Figure dataset records
** BEGIN **

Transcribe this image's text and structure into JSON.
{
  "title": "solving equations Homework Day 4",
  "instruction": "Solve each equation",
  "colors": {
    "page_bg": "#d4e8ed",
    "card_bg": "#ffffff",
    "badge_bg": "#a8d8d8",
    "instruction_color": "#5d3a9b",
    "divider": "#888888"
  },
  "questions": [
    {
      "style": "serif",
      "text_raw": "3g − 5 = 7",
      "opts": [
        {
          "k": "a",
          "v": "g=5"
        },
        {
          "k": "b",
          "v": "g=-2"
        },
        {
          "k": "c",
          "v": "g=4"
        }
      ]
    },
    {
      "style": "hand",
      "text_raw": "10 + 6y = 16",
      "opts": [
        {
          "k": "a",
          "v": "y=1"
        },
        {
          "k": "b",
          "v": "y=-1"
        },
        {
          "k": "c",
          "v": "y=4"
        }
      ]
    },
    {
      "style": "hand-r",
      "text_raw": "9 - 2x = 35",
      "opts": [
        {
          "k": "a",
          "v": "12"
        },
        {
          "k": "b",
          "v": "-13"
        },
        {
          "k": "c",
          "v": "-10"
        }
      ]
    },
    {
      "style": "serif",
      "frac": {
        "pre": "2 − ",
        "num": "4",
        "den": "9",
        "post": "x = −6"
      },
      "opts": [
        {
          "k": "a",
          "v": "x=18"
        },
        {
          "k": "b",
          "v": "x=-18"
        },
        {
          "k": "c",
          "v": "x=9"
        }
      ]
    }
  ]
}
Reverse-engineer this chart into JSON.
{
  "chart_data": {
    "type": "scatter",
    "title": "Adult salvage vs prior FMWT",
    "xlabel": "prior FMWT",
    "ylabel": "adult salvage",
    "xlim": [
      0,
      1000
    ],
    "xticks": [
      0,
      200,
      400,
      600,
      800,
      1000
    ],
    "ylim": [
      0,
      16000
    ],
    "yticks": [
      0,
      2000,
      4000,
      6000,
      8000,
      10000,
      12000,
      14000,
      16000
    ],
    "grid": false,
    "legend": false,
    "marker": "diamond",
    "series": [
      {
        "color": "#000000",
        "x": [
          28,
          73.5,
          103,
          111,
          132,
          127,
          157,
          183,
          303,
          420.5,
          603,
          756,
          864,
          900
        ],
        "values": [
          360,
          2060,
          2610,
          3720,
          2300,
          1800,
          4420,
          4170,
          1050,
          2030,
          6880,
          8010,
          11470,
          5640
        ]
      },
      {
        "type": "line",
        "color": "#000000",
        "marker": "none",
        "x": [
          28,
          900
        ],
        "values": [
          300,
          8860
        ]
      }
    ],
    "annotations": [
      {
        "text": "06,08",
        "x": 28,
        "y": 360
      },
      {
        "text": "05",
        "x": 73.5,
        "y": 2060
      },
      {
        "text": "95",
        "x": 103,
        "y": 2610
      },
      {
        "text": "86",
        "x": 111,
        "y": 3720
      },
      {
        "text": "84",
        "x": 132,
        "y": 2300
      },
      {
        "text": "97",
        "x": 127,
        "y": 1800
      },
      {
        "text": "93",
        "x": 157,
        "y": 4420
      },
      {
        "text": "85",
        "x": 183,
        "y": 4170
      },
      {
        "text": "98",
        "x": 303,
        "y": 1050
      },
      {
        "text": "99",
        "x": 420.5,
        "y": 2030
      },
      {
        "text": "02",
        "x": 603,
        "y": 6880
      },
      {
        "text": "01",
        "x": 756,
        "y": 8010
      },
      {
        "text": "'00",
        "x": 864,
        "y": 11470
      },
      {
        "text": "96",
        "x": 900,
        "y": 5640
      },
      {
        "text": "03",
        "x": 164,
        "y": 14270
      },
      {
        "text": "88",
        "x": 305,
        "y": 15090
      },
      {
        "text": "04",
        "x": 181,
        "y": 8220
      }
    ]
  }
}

** END **

**Exercise brief:** Reproduce each line of the entries in which the word "this" is found.

**Response below:**
Transcribe this image's text and structure into JSON.
Reverse-engineer this chart into JSON.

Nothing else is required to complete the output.